▸ **THE REQUEST**: Pictures in the records should not be copied, but every other part must be repeated exactly.

▸ **DATA SUPPLIED**:
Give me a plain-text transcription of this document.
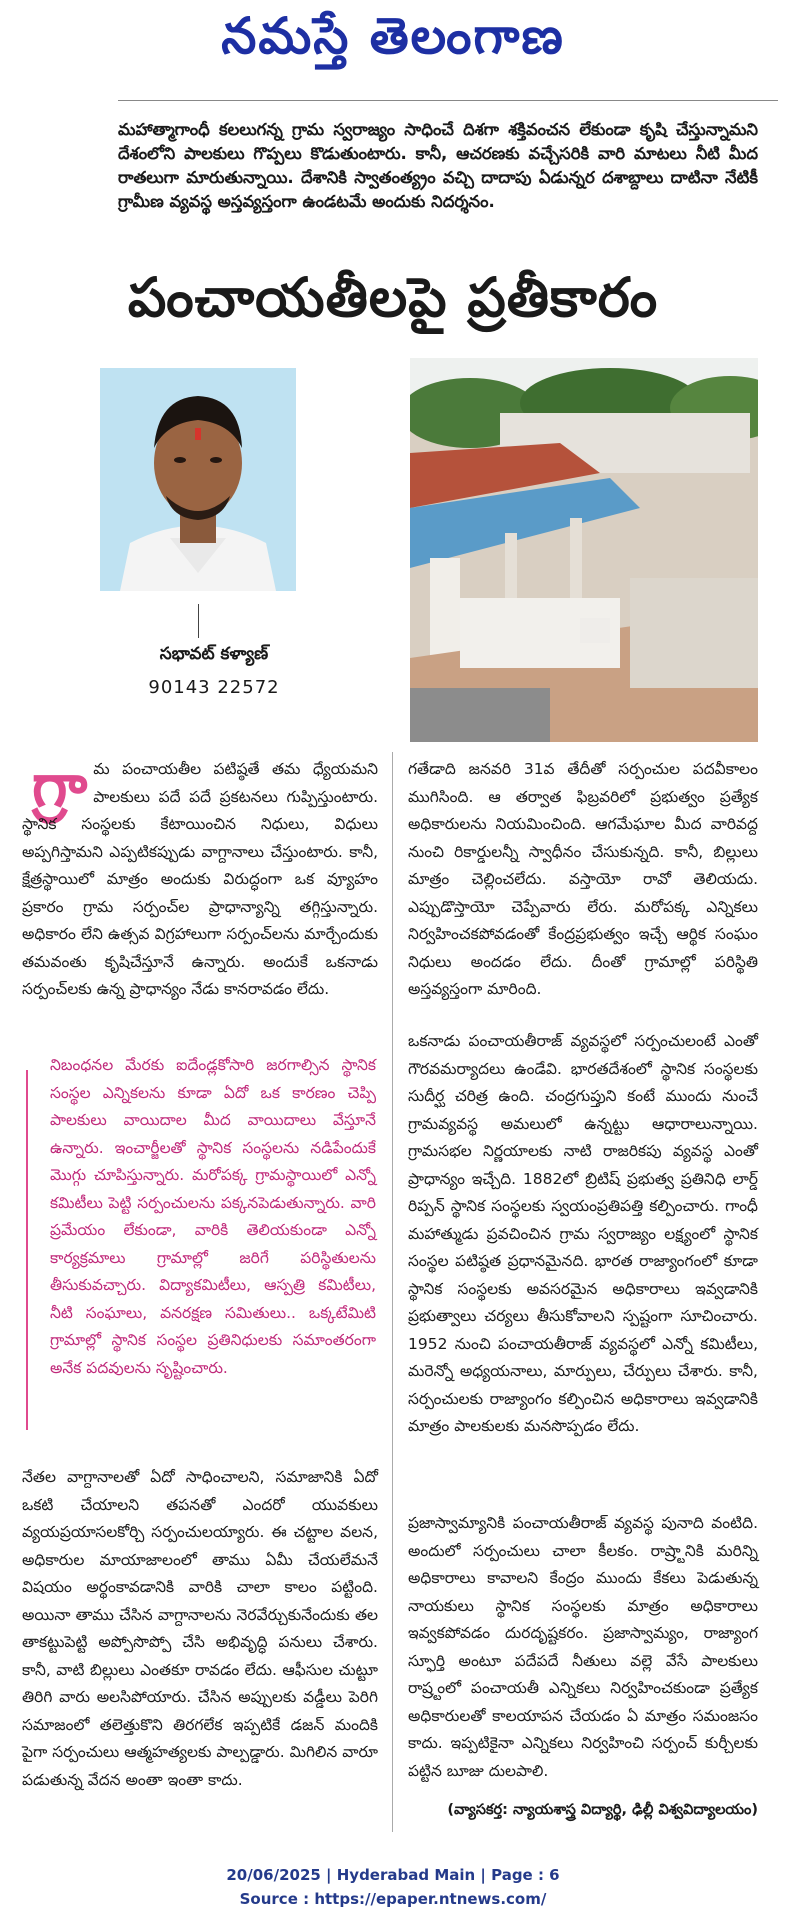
నమస్తే తెలంగాణ
మహాత్మాగాంధీ కలలుగన్న గ్రామ స్వరాజ్యం సాధించే దిశగా శక్తివంచన లేకుండా కృషి చేస్తున్నామని దేశంలోని పాలకులు గొప్పలు కొడుతుంటారు. కానీ, ఆచరణకు వచ్చేసరికి వారి మాటలు నీటి మీద రాతలుగా మారుతున్నాయి. దేశానికి స్వాతంత్య్రం వచ్చి దాదాపు ఏడున్నర దశాబ్దాలు దాటినా నేటికీ గ్రామీణ వ్యవస్థ అస్తవ్యస్తంగా ఉండటమే అందుకు నిదర్శనం.
పంచాయతీలపై ప్రతీకారం
సభావట్ కళ్యాణ్
90143 22572
గ్రా మ పంచాయతీల పటిష్ఠతే తమ ధ్యేయమని పాలకులు పదే పదే ప్రకటనలు గుప్పిస్తుంటారు. స్థానిక సంస్థలకు కేటాయించిన నిధులు, విధులు అప్పగిస్తామని ఎప్పటికప్పుడు వాగ్దానాలు చేస్తుంటారు. కానీ, క్షేత్రస్థాయిలో మాత్రం అందుకు విరుద్ధంగా ఒక వ్యూహం ప్రకారం గ్రామ సర్పంచ్‌ల ప్రాధాన్యాన్ని తగ్గిస్తున్నారు. అధికారం లేని ఉత్సవ విగ్రహాలుగా సర్పంచ్‌లను మార్చేందుకు తమవంతు కృషిచేస్తూనే ఉన్నారు. అందుకే ఒకనాడు సర్పంచ్‌లకు ఉన్న ప్రాధాన్యం నేడు కానరావడం లేదు.
నిబంధనల మేరకు ఐదేండ్లకోసారి జరగాల్సిన స్థానిక సంస్థల ఎన్నికలను కూడా ఏదో ఒక కారణం చెప్పి పాలకులు వాయిదాల మీద వాయిదాలు వేస్తూనే ఉన్నారు. ఇంచార్జీలతో స్థానిక సంస్థలను నడిపేందుకే మొగ్గు చూపిస్తున్నారు. మరోపక్క గ్రామస్థాయిలో ఎన్నో కమిటీలు పెట్టి సర్పంచులను పక్కనపెడుతున్నారు. వారి ప్రమేయం లేకుండా, వారికి తెలియకుండా ఎన్నో కార్యక్రమాలు గ్రామాల్లో జరిగే పరిస్థితులను తీసుకువచ్చారు. విద్యాకమిటీలు, ఆస్పత్రి కమిటీలు, నీటి సంఘాలు, వనరక్షణ సమితులు.. ఒక్కటేమిటి గ్రామాల్లో స్థానిక సంస్థల ప్రతినిధులకు సమాంతరంగా అనేక పదవులను సృష్టించారు.
నేతల వాగ్దానాలతో ఏదో సాధించాలని, సమాజానికి ఏదో ఒకటి చేయాలని తపనతో ఎందరో యువకులు వ్యయప్రయాసలకోర్చి సర్పంచులయ్యారు. ఈ చట్టాల వలన, అధికారుల మాయాజాలంలో తాము ఏమీ చేయలేమనే విషయం అర్థంకావడానికి వారికి చాలా కాలం పట్టింది. అయినా తాము చేసిన వాగ్దానాలను నెరవేర్చుకునేందుకు తల తాకట్టుపెట్టి అప్పోసొప్పో చేసి అభివృద్ధి పనులు చేశారు. కానీ, వాటి బిల్లులు ఎంతకూ రావడం లేదు. ఆఫీసుల చుట్టూ తిరిగి వారు అలసిపోయారు. చేసిన అప్పులకు వడ్డీలు పెరిగి సమాజంలో తలెత్తుకొని తిరగలేక ఇప్పటికే డజన్ మందికి పైగా సర్పంచులు ఆత్మహత్యలకు పాల్పడ్డారు. మిగిలిన వారూ పడుతున్న వేదన అంతా ఇంతా కాదు.
గతేడాది జనవరి 31వ తేదీతో సర్పంచుల పదవీకాలం ముగిసింది. ఆ తర్వాత ఫిబ్రవరిలో ప్రభుత్వం ప్రత్యేక అధికారులను నియమించింది. ఆగమేఘాల మీద వారివద్ద నుంచి రికార్డులన్నీ స్వాధీనం చేసుకున్నది. కానీ, బిల్లులు మాత్రం చెల్లించలేదు. వస్తాయో రావో తెలియదు. ఎప్పుడొస్తాయో చెప్పేవారు లేరు. మరోపక్క ఎన్నికలు నిర్వహించకపోవడంతో కేంద్రప్రభుత్వం ఇచ్చే ఆర్థిక సంఘం నిధులు అందడం లేదు. దీంతో గ్రామాల్లో పరిస్థితి అస్తవ్యస్తంగా మారింది.
ఒకనాడు పంచాయతీరాజ్ వ్యవస్థలో సర్పంచులంటే ఎంతో గౌరవమర్యాదలు ఉండేవి. భారతదేశంలో స్థానిక సంస్థలకు సుదీర్ఘ చరిత్ర ఉంది. చంద్రగుప్తుని కంటే ముందు నుంచే గ్రామవ్యవస్థ అమలులో ఉన్నట్టు ఆధారాలున్నాయి. గ్రామసభల నిర్ణయాలకు నాటి రాజరికపు వ్యవస్థ ఎంతో ప్రాధాన్యం ఇచ్చేది. 1882లో బ్రిటిష్ ప్రభుత్వ ప్రతినిధి లార్డ్ రిప్పన్ స్థానిక సంస్థలకు స్వయంప్రతిపత్తి కల్పించారు. గాంధీ మహాత్ముడు ప్రవచించిన గ్రామ స్వరాజ్యం లక్ష్యంలో స్థానిక సంస్థల పటిష్ఠత ప్రధానమైనది. భారత రాజ్యాంగంలో కూడా స్థానిక సంస్థలకు అవసరమైన అధికారాలు ఇవ్వడానికి ప్రభుత్వాలు చర్యలు తీసుకోవాలని స్పష్టంగా సూచించారు. 1952 నుంచి పంచాయతీరాజ్ వ్యవస్థలో ఎన్నో కమిటీలు, మరెన్నో అధ్యయనాలు, మార్పులు, చేర్పులు చేశారు. కానీ, సర్పంచులకు రాజ్యాంగం కల్పించిన అధికారాలు ఇవ్వడానికి మాత్రం పాలకులకు మనసొప్పడం లేదు.
ప్రజాస్వామ్యానికి పంచాయతీరాజ్ వ్యవస్థ పునాది వంటిది. అందులో సర్పంచులు చాలా కీలకం. రాష్ర్టానికి మరిన్ని అధికారాలు కావాలని కేంద్రం ముందు కేకలు పెడుతున్న నాయకులు స్థానిక సంస్థలకు మాత్రం అధికారాలు ఇవ్వకపోవడం దురదృష్టకరం. ప్రజాస్వామ్యం, రాజ్యాంగ స్ఫూర్తి అంటూ పదేపదే నీతులు వల్లె వేసే పాలకులు రాష్ర్టంలో పంచాయతీ ఎన్నికలు నిర్వహించకుండా ప్రత్యేక అధికారులతో కాలయాపన చేయడం ఏ మాత్రం సమంజసం కాదు. ఇప్పటికైనా ఎన్నికలు నిర్వహించి సర్పంచ్ కుర్చీలకు పట్టిన బూజు దులపాలి.
(వ్యాసకర్త: న్యాయశాస్త్ర విద్యార్థి, ఢిల్లీ విశ్వవిద్యాలయం)
20/06/2025 | Hyderabad Main | Page : 6
Source : https://epaper.ntnews.com/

▸ **SOLUTION TO THIS EXERCISE**:
Give me a plain-text transcription of this document.
నమస్తే తెలంగాణ
మహాత్మాగాంధీ కలలుగన్న గ్రామ స్వరాజ్యం సాధించే దిశగా శక్తివంచన లేకుండా కృషి చేస్తున్నామని దేశంలోని పాలకులు గొప్పలు కొడుతుంటారు. కానీ, ఆచరణకు వచ్చేసరికి వారి మాటలు నీటి మీద రాతలుగా మారుతున్నాయి. దేశానికి స్వాతంత్య్రం వచ్చి దాదాపు ఏడున్నర దశాబ్దాలు దాటినా నేటికీ గ్రామీణ వ్యవస్థ అస్తవ్యస్తంగా ఉండటమే అందుకు నిదర్శనం.
పంచాయతీలపై ప్రతీకారం
సభావట్ కళ్యాణ్
90143 22572
గ్రా మ పంచాయతీల పటిష్ఠతే తమ ధ్యేయమని పాలకులు పదే పదే ప్రకటనలు గుప్పిస్తుంటారు. స్థానిక సంస్థలకు కేటాయించిన నిధులు, విధులు అప్పగిస్తామని ఎప్పటికప్పుడు వాగ్దానాలు చేస్తుంటారు. కానీ, క్షేత్రస్థాయిలో మాత్రం అందుకు విరుద్ధంగా ఒక వ్యూహం ప్రకారం గ్రామ సర్పంచ్‌ల ప్రాధాన్యాన్ని తగ్గిస్తున్నారు. అధికారం లేని ఉత్సవ విగ్రహాలుగా సర్పంచ్‌లను మార్చేందుకు తమవంతు కృషిచేస్తూనే ఉన్నారు. అందుకే ఒకనాడు సర్పంచ్‌లకు ఉన్న ప్రాధాన్యం నేడు కానరావడం లేదు.
నిబంధనల మేరకు ఐదేండ్లకోసారి జరగాల్సిన స్థానిక సంస్థల ఎన్నికలను కూడా ఏదో ఒక కారణం చెప్పి పాలకులు వాయిదాల మీద వాయిదాలు వేస్తూనే ఉన్నారు. ఇంచార్జీలతో స్థానిక సంస్థలను నడిపేందుకే మొగ్గు చూపిస్తున్నారు. మరోపక్క గ్రామస్థాయిలో ఎన్నో కమిటీలు పెట్టి సర్పంచులను పక్కనపెడుతున్నారు. వారి ప్రమేయం లేకుండా, వారికి తెలియకుండా ఎన్నో కార్యక్రమాలు గ్రామాల్లో జరిగే పరిస్థితులను తీసుకువచ్చారు. విద్యాకమిటీలు, ఆస్పత్రి కమిటీలు, నీటి సంఘాలు, వనరక్షణ సమితులు.. ఒక్కటేమిటి గ్రామాల్లో స్థానిక సంస్థల ప్రతినిధులకు సమాంతరంగా అనేక పదవులను సృష్టించారు.
నేతల వాగ్దానాలతో ఏదో సాధించాలని, సమాజానికి ఏదో ఒకటి చేయాలని తపనతో ఎందరో యువకులు వ్యయప్రయాసలకోర్చి సర్పంచులయ్యారు. ఈ చట్టాల వలన, అధికారుల మాయాజాలంలో తాము ఏమీ చేయలేమనే విషయం అర్థంకావడానికి వారికి చాలా కాలం పట్టింది. అయినా తాము చేసిన వాగ్దానాలను నెరవేర్చుకునేందుకు తల తాకట్టుపెట్టి అప్పోసొప్పో చేసి అభివృద్ధి పనులు చేశారు. కానీ, వాటి బిల్లులు ఎంతకూ రావడం లేదు. ఆఫీసుల చుట్టూ తిరిగి వారు అలసిపోయారు. చేసిన అప్పులకు వడ్డీలు పెరిగి సమాజంలో తలెత్తుకొని తిరగలేక ఇప్పటికే డజన్ మందికి పైగా సర్పంచులు ఆత్మహత్యలకు పాల్పడ్డారు. మిగిలిన వారూ పడుతున్న వేదన అంతా ఇంతా కాదు.
గతేడాది జనవరి 31వ తేదీతో సర్పంచుల పదవీకాలం ముగిసింది. ఆ తర్వాత ఫిబ్రవరిలో ప్రభుత్వం ప్రత్యేక అధికారులను నియమించింది. ఆగమేఘాల మీద వారివద్ద నుంచి రికార్డులన్నీ స్వాధీనం చేసుకున్నది. కానీ, బిల్లులు మాత్రం చెల్లించలేదు. వస్తాయో రావో తెలియదు. ఎప్పుడొస్తాయో చెప్పేవారు లేరు. మరోపక్క ఎన్నికలు నిర్వహించకపోవడంతో కేంద్రప్రభుత్వం ఇచ్చే ఆర్థిక సంఘం నిధులు అందడం లేదు. దీంతో గ్రామాల్లో పరిస్థితి అస్తవ్యస్తంగా మారింది.
ఒకనాడు పంచాయతీరాజ్ వ్యవస్థలో సర్పంచులంటే ఎంతో గౌరవమర్యాదలు ఉండేవి. భారతదేశంలో స్థానిక సంస్థలకు సుదీర్ఘ చరిత్ర ఉంది. చంద్రగుప్తుని కంటే ముందు నుంచే గ్రామవ్యవస్థ అమలులో ఉన్నట్టు ఆధారాలున్నాయి. గ్రామసభల నిర్ణయాలకు నాటి రాజరికపు వ్యవస్థ ఎంతో ప్రాధాన్యం ఇచ్చేది. 1882లో బ్రిటిష్ ప్రభుత్వ ప్రతినిధి లార్డ్ రిప్పన్ స్థానిక సంస్థలకు స్వయంప్రతిపత్తి కల్పించారు. గాంధీ మహాత్ముడు ప్రవచించిన గ్రామ స్వరాజ్యం లక్ష్యంలో స్థానిక సంస్థల పటిష్ఠత ప్రధానమైనది. భారత రాజ్యాంగంలో కూడా స్థానిక సంస్థలకు అవసరమైన అధికారాలు ఇవ్వడానికి ప్రభుత్వాలు చర్యలు తీసుకోవాలని స్పష్టంగా సూచించారు. 1952 నుంచి పంచాయతీరాజ్ వ్యవస్థలో ఎన్నో కమిటీలు, మరెన్నో అధ్యయనాలు, మార్పులు, చేర్పులు చేశారు. కానీ, సర్పంచులకు రాజ్యాంగం కల్పించిన అధికారాలు ఇవ్వడానికి మాత్రం పాలకులకు మనసొప్పడం లేదు.
ప్రజాస్వామ్యానికి పంచాయతీరాజ్ వ్యవస్థ పునాది వంటిది. అందులో సర్పంచులు చాలా కీలకం. రాష్ర్టానికి మరిన్ని అధికారాలు కావాలని కేంద్రం ముందు కేకలు పెడుతున్న నాయకులు స్థానిక సంస్థలకు మాత్రం అధికారాలు ఇవ్వకపోవడం దురదృష్టకరం. ప్రజాస్వామ్యం, రాజ్యాంగ స్ఫూర్తి అంటూ పదేపదే నీతులు వల్లె వేసే పాలకులు రాష్ర్టంలో పంచాయతీ ఎన్నికలు నిర్వహించకుండా ప్రత్యేక అధికారులతో కాలయాపన చేయడం ఏ మాత్రం సమంజసం కాదు. ఇప్పటికైనా ఎన్నికలు నిర్వహించి సర్పంచ్ కుర్చీలకు పట్టిన బూజు దులపాలి.
(వ్యాసకర్త: న్యాయశాస్త్ర విద్యార్థి, ఢిల్లీ విశ్వవిద్యాలయం)
20/06/2025 | Hyderabad Main | Page : 6
Source : https://epaper.ntnews.com/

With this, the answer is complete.